### Aim
Repeat the listing in full, preserving every character.

[Some records]
────────────────────

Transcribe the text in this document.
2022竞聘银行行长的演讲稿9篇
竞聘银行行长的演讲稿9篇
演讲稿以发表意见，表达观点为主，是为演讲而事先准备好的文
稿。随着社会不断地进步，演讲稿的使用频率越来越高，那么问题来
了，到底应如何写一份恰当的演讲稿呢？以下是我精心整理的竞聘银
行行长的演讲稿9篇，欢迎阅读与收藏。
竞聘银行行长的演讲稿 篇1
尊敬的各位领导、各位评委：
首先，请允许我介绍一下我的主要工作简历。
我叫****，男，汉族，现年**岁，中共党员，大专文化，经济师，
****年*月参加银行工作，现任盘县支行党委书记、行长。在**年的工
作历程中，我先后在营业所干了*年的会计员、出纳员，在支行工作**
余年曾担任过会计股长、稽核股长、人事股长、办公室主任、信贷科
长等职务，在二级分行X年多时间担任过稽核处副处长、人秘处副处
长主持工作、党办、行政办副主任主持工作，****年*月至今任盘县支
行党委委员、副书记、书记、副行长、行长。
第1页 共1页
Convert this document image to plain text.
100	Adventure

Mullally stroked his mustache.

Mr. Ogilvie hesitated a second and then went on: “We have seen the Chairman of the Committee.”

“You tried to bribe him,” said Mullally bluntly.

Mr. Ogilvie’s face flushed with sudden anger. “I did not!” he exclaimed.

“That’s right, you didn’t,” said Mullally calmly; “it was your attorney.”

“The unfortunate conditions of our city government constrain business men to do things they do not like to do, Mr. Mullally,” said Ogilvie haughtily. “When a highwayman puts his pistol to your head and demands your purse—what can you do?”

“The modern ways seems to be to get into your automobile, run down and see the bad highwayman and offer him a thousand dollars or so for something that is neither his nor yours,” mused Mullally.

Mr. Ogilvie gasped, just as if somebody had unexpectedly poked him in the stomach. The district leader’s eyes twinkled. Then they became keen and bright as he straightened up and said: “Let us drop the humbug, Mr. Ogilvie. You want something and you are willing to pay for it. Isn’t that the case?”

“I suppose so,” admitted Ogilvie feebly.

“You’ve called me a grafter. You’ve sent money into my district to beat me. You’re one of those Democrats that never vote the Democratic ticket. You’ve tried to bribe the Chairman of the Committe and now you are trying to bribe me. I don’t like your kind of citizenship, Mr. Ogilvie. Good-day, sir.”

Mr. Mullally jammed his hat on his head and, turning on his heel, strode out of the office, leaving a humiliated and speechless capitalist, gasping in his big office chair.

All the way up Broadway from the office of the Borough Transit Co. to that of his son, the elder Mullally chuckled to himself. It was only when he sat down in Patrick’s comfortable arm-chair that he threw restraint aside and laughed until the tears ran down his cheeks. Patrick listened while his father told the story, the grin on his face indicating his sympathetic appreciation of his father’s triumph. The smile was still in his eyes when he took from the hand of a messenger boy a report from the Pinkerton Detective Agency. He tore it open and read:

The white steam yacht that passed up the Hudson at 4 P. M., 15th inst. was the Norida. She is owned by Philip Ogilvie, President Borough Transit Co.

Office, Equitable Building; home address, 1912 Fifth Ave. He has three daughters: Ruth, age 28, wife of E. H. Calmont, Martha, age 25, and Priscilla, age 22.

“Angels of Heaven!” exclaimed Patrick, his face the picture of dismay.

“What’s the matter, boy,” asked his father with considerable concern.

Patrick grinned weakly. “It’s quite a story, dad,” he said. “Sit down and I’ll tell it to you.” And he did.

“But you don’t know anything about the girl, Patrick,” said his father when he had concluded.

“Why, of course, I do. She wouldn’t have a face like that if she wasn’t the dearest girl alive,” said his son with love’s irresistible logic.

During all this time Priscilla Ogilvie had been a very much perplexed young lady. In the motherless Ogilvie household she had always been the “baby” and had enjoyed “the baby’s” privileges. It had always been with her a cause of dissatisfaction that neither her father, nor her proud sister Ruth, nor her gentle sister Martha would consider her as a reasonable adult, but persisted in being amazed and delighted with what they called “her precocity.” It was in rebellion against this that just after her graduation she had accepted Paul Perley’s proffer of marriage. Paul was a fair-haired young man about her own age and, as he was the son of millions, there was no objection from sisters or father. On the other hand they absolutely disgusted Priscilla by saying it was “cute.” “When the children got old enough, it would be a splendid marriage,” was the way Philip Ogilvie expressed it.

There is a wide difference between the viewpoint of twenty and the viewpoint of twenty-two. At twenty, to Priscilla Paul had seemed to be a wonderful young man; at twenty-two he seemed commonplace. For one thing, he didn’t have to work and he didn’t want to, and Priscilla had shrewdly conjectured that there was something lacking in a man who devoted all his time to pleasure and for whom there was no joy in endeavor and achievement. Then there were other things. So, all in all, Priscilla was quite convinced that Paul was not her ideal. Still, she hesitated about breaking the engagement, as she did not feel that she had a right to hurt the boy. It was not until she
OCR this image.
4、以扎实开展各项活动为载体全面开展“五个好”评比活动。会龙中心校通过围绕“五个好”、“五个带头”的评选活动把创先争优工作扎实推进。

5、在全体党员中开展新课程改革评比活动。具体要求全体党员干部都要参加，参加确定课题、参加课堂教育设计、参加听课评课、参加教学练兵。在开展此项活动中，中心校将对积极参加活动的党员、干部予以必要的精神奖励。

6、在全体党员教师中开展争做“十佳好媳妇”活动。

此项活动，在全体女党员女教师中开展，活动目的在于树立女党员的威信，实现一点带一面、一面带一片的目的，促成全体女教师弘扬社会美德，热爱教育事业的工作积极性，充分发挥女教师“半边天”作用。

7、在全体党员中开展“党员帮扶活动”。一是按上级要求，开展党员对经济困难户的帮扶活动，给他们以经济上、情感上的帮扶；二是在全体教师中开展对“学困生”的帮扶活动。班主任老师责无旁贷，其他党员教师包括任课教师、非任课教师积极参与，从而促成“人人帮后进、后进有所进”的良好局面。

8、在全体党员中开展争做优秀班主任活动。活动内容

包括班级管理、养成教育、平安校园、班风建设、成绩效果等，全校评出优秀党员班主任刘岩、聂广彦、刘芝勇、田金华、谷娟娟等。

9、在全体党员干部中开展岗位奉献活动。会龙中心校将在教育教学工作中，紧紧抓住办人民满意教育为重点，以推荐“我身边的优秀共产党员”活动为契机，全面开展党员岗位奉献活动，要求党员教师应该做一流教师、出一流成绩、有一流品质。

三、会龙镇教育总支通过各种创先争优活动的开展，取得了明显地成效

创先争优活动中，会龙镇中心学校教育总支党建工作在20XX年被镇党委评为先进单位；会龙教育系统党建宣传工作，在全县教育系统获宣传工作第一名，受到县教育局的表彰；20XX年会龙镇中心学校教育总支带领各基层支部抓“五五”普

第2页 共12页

────────────────────

### Expected output
Transcribe the text in this document.
2022竞聘银行行长的演讲稿9篇
竞聘银行行长的演讲稿9篇
演讲稿以发表意见，表达观点为主，是为演讲而事先准备好的文
稿。随着社会不断地进步，演讲稿的使用频率越来越高，那么问题来
了，到底应如何写一份恰当的演讲稿呢？以下是我精心整理的竞聘银
行行长的演讲稿9篇，欢迎阅读与收藏。
竞聘银行行长的演讲稿 篇1
尊敬的各位领导、各位评委：
首先，请允许我介绍一下我的主要工作简历。
我叫****，男，汉族，现年**岁，中共党员，大专文化，经济师，
****年*月参加银行工作，现任盘县支行党委书记、行长。在**年的工
作历程中，我先后在营业所干了*年的会计员、出纳员，在支行工作**
余年曾担任过会计股长、稽核股长、人事股长、办公室主任、信贷科
长等职务，在二级分行X年多时间担任过稽核处副处长、人秘处副处
长主持工作、党办、行政办副主任主持工作，****年*月至今任盘县支
行党委委员、副书记、书记、副行长、行长。
第1页 共1页
Convert this document image to plain text.
100	Adventure

Mullally stroked his mustache.

Mr. Ogilvie hesitated a second and then went on: “We have seen the Chairman of the Committee.”

“You tried to bribe him,” said Mullally bluntly.

Mr. Ogilvie’s face flushed with sudden anger. “I did not!” he exclaimed.

“That’s right, you didn’t,” said Mullally calmly; “it was your attorney.”

“The unfortunate conditions of our city government constrain business men to do things they do not like to do, Mr. Mullally,” said Ogilvie haughtily. “When a highwayman puts his pistol to your head and demands your purse—what can you do?”

“The modern ways seems to be to get into your automobile, run down and see the bad highwayman and offer him a thousand dollars or so for something that is neither his nor yours,” mused Mullally.

Mr. Ogilvie gasped, just as if somebody had unexpectedly poked him in the stomach. The district leader’s eyes twinkled. Then they became keen and bright as he straightened up and said: “Let us drop the humbug, Mr. Ogilvie. You want something and you are willing to pay for it. Isn’t that the case?”

“I suppose so,” admitted Ogilvie feebly.

“You’ve called me a grafter. You’ve sent money into my district to beat me. You’re one of those Democrats that never vote the Democratic ticket. You’ve tried to bribe the Chairman of the Committe and now you are trying to bribe me. I don’t like your kind of citizenship, Mr. Ogilvie. Good-day, sir.”

Mr. Mullally jammed his hat on his head and, turning on his heel, strode out of the office, leaving a humiliated and speechless capitalist, gasping in his big office chair.

All the way up Broadway from the office of the Borough Transit Co. to that of his son, the elder Mullally chuckled to himself. It was only when he sat down in Patrick’s comfortable arm-chair that he threw restraint aside and laughed until the tears ran down his cheeks. Patrick listened while his father told the story, the grin on his face indicating his sympathetic appreciation of his father’s triumph. The smile was still in his eyes when he took from the hand of a messenger boy a report from the Pinkerton Detective Agency. He tore it open and read:

The white steam yacht that passed up the Hudson at 4 P. M., 15th inst. was the Norida. She is owned by Philip Ogilvie, President Borough Transit Co.

Office, Equitable Building; home address, 1912 Fifth Ave. He has three daughters: Ruth, age 28, wife of E. H. Calmont, Martha, age 25, and Priscilla, age 22.

“Angels of Heaven!” exclaimed Patrick, his face the picture of dismay.

“What’s the matter, boy,” asked his father with considerable concern.

Patrick grinned weakly. “It’s quite a story, dad,” he said. “Sit down and I’ll tell it to you.” And he did.

“But you don’t know anything about the girl, Patrick,” said his father when he had concluded.

“Why, of course, I do. She wouldn’t have a face like that if she wasn’t the dearest girl alive,” said his son with love’s irresistible logic.

During all this time Priscilla Ogilvie had been a very much perplexed young lady. In the motherless Ogilvie household she had always been the “baby” and had enjoyed “the baby’s” privileges. It had always been with her a cause of dissatisfaction that neither her father, nor her proud sister Ruth, nor her gentle sister Martha would consider her as a reasonable adult, but persisted in being amazed and delighted with what they called “her precocity.” It was in rebellion against this that just after her graduation she had accepted Paul Perley’s proffer of marriage. Paul was a fair-haired young man about her own age and, as he was the son of millions, there was no objection from sisters or father. On the other hand they absolutely disgusted Priscilla by saying it was “cute.” “When the children got old enough, it would be a splendid marriage,” was the way Philip Ogilvie expressed it.

There is a wide difference between the viewpoint of twenty and the viewpoint of twenty-two. At twenty, to Priscilla Paul had seemed to be a wonderful young man; at twenty-two he seemed commonplace. For one thing, he didn’t have to work and he didn’t want to, and Priscilla had shrewdly conjectured that there was something lacking in a man who devoted all his time to pleasure and for whom there was no joy in endeavor and achievement. Then there were other things. So, all in all, Priscilla was quite convinced that Paul was not her ideal. Still, she hesitated about breaking the engagement, as she did not feel that she had a right to hurt the boy. It was not until she
OCR this image.
4、以扎实开展各项活动为载体全面开展“五个好”评比活动。会龙中心校通过围绕“五个好”、“五个带头”的评选活动把创先争优工作扎实推进。

5、在全体党员中开展新课程改革评比活动。具体要求全体党员干部都要参加，参加确定课题、参加课堂教育设计、参加听课评课、参加教学练兵。在开展此项活动中，中心校将对积极参加活动的党员、干部予以必要的精神奖励。

6、在全体党员教师中开展争做“十佳好媳妇”活动。

此项活动，在全体女党员女教师中开展，活动目的在于树立女党员的威信，实现一点带一面、一面带一片的目的，促成全体女教师弘扬社会美德，热爱教育事业的工作积极性，充分发挥女教师“半边天”作用。

7、在全体党员中开展“党员帮扶活动”。一是按上级要求，开展党员对经济困难户的帮扶活动，给他们以经济上、情感上的帮扶；二是在全体教师中开展对“学困生”的帮扶活动。班主任老师责无旁贷，其他党员教师包括任课教师、非任课教师积极参与，从而促成“人人帮后进、后进有所进”的良好局面。

8、在全体党员中开展争做优秀班主任活动。活动内容

包括班级管理、养成教育、平安校园、班风建设、成绩效果等，全校评出优秀党员班主任刘岩、聂广彦、刘芝勇、田金华、谷娟娟等。

9、在全体党员干部中开展岗位奉献活动。会龙中心校将在教育教学工作中，紧紧抓住办人民满意教育为重点，以推荐“我身边的优秀共产党员”活动为契机，全面开展党员岗位奉献活动，要求党员教师应该做一流教师、出一流成绩、有一流品质。

三、会龙镇教育总支通过各种创先争优活动的开展，取得了明显地成效

创先争优活动中，会龙镇中心学校教育总支党建工作在20XX年被镇党委评为先进单位；会龙教育系统党建宣传工作，在全县教育系统获宣传工作第一名，受到县教育局的表彰；20XX年会龙镇中心学校教育总支带领各基层支部抓“五五”普

第2页 共12页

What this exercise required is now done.